Discussion
DDD is a rare autosomal dominant genodermatosis but can also occur
sporadically. It is characterized by asymptomatic, progressive,
reticulate hyperpigmented macules with a flexural distribution. Other
cutaneous findings include comedo-like hyperkeratotic follicular papules
on the neck, perioral pitted acneiform scars.5Loss-of-functional mutation in the keratin 5 (KRT5) gene on chromosome
12q13 is reported. Mutation of the gene results in disruption in
melanosome transfer and trafficking. Gene locus mapping to chromosome
17p13.3 has also been reported. Other genes involved in pathogenesis of
DDD are POGLUT1(protein O-glucosyltransferase 1) ,POFUT1 (protein O
fucosyltransferase 1), and PSENEN (presenilin enhancer protein 2
gene).4
Epidermal cysts, multiple keratoacanthomas, squamous cell carcinoma,
abscess, hidradenitis suppurativa, seborrheic keratosis, and pilonidal
cysts are reported to be associated with DDD.2 These
disorders are not present in our case and other family members.

Task item A.
From the discussion of DDD, list every condition reported to be associated with the disease.
Task item B.
Write the next part of the DDD discussion, following on from its last sentence.
The listing has no part in this work.

[Document structure recognition data]
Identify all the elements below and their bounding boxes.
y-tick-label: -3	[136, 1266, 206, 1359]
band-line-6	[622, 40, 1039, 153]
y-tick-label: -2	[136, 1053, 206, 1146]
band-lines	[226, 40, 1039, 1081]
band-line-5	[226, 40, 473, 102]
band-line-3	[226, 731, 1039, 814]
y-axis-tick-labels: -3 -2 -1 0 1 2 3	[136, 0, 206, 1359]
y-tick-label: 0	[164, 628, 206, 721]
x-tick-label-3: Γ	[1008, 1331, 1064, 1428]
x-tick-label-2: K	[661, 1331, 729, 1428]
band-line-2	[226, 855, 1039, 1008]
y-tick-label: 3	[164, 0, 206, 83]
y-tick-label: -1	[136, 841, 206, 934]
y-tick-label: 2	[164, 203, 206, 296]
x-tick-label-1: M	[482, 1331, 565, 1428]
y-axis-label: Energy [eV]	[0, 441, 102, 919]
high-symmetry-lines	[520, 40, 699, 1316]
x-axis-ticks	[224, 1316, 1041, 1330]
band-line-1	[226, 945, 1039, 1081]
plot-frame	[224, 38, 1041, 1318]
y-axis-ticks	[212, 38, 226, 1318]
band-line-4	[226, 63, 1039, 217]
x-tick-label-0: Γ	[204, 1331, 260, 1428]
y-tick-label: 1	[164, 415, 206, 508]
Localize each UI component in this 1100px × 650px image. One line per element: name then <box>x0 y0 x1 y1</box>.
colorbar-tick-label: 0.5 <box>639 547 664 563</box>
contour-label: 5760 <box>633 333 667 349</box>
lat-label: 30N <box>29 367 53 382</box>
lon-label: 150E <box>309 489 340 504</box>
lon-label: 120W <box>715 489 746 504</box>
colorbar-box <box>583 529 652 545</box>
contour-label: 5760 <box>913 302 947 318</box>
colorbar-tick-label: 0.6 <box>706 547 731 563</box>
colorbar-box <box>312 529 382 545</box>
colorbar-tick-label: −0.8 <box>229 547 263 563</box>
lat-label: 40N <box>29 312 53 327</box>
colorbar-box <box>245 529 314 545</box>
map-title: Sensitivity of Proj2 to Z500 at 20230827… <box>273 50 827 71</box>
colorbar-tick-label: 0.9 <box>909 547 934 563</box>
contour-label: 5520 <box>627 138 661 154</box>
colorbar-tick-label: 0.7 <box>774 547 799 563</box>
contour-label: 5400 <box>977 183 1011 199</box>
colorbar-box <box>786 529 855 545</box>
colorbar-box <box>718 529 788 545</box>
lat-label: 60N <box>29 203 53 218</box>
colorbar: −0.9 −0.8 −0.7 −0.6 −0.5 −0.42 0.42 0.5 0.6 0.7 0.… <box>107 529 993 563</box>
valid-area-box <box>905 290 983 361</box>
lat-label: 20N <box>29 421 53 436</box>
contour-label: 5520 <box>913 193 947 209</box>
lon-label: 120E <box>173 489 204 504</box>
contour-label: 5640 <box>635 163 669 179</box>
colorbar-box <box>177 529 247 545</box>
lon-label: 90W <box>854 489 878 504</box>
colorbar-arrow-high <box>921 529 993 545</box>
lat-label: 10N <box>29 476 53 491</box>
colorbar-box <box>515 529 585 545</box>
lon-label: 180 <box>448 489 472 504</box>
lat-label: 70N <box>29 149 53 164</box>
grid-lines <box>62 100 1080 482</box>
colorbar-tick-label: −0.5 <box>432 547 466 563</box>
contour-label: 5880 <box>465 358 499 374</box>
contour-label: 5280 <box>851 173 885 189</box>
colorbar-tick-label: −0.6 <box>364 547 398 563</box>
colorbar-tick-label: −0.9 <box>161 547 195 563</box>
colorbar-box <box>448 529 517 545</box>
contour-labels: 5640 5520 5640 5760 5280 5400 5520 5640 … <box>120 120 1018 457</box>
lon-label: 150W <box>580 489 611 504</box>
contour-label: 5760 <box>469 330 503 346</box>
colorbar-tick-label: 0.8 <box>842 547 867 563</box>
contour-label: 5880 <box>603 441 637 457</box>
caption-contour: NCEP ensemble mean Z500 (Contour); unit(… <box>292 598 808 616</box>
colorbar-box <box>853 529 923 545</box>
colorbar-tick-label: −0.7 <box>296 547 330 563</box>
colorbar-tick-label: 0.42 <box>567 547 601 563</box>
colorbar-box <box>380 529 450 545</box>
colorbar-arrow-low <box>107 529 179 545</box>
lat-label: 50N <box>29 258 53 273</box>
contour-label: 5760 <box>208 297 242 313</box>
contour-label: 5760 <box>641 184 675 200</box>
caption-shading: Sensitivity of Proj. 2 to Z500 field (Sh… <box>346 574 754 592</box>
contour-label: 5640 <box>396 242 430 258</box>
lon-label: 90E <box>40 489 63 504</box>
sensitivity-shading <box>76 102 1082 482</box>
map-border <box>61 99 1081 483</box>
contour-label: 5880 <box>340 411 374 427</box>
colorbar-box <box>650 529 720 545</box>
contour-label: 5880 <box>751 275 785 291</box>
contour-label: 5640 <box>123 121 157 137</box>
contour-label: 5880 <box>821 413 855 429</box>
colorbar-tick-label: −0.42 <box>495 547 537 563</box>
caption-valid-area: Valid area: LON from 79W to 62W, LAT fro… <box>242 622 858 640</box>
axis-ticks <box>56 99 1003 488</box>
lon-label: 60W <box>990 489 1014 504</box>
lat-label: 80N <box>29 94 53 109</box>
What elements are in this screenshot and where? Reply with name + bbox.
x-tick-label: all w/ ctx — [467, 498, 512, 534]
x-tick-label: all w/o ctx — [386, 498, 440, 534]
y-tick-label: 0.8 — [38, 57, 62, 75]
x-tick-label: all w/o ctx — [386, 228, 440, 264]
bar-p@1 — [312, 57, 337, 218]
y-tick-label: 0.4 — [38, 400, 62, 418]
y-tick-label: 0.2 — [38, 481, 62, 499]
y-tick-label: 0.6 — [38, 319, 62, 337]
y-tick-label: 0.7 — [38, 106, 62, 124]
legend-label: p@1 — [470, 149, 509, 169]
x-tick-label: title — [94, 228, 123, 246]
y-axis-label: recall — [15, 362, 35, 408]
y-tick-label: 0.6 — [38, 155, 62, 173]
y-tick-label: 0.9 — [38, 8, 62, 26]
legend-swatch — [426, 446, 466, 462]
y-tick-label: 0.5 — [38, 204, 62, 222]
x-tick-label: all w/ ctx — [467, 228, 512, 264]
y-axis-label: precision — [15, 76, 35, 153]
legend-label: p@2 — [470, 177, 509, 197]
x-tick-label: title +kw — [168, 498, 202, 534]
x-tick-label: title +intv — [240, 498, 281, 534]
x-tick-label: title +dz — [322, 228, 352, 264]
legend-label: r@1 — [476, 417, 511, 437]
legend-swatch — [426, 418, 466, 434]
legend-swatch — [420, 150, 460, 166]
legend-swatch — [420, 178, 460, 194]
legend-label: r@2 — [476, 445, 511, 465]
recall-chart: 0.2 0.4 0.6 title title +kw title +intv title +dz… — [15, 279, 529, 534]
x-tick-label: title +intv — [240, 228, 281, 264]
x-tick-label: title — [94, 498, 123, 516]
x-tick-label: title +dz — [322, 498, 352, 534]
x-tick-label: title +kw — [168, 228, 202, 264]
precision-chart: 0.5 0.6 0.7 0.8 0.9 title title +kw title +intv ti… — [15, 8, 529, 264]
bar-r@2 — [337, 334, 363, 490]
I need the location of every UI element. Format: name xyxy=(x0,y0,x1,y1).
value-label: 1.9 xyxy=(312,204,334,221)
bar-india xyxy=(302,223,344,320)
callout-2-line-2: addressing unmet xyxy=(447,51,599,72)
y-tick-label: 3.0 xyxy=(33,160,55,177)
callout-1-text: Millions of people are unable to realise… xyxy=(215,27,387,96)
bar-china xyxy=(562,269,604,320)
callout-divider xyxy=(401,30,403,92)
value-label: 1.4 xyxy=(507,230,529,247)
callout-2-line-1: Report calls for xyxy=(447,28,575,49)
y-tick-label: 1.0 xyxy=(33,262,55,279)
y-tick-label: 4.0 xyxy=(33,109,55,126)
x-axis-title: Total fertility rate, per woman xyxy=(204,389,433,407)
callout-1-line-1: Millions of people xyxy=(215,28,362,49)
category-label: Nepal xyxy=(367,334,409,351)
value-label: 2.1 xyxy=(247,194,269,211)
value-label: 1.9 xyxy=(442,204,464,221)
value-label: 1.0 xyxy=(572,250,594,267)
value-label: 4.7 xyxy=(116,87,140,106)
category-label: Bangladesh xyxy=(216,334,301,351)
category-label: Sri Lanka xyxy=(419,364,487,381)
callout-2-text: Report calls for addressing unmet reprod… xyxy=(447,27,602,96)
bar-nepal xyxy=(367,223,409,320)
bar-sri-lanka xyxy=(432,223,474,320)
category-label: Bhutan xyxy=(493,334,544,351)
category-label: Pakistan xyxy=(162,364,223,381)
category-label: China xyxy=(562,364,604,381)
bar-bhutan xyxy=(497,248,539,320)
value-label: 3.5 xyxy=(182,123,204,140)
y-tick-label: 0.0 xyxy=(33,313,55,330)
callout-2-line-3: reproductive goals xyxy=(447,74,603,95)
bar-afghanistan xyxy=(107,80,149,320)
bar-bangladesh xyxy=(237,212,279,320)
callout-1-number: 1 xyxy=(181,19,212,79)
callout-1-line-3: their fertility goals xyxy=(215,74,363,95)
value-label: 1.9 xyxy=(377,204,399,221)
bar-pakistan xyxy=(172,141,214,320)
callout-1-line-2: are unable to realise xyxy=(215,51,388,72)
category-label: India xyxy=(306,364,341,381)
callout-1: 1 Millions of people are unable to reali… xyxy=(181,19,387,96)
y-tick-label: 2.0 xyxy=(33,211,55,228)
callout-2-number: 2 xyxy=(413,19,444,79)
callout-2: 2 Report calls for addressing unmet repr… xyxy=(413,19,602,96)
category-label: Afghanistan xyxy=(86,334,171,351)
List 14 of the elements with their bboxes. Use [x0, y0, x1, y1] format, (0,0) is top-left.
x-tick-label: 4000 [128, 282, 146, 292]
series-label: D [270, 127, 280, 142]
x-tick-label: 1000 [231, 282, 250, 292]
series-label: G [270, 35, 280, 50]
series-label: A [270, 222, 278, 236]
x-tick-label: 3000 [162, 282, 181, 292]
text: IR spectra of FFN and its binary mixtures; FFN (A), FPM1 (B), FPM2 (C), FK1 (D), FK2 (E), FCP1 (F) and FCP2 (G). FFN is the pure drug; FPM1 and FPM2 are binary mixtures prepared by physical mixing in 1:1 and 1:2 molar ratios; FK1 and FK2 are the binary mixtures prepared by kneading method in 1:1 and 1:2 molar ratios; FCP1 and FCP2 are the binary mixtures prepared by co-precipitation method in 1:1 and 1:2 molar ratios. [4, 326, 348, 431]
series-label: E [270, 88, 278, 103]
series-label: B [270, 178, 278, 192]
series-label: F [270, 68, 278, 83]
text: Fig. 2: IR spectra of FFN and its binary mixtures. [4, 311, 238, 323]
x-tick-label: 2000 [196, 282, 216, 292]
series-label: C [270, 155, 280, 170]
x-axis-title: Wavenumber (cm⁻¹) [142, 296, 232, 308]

Exercise output A.
Epidermal cysts, multiple keratoacanthomas, squamous cell carcinoma, abscess, hidradenitis suppurativa, seborrheic keratosis, and pilonidal cysts.

Exercise output B.
Histopathology of skin biopsy in classical DDD reveals thinning of the
epidermis. Elongated, thinned, and branched (antler like) rete ridges
with increased melanin pigmentation at their tips, but no increase in
the melanocyte number.6 Histopathology of skin biopsy
of our patient also revealed these classical findings. DDD with features
of downs syndrome has not been reported till date in literature.
Karyotyping in daughter would have revealed the association between DDD
and downs syndrome.As the patient denied the intervention, association
could not be established.
It is a rare genetic disorder and only few cases have been reported in
our country. There is no definitive cure for Dowling-Degos disease.
Different treatment options are depigmenting agents such as
hydroquinone, retinoids and laser therapy such as fractional Erbium YAG
laser.7
There is paucity of reported cases of DDD in literature. This condition
should be kept in mind in the differential diagnosis of pigmented
lesions of flexural sites.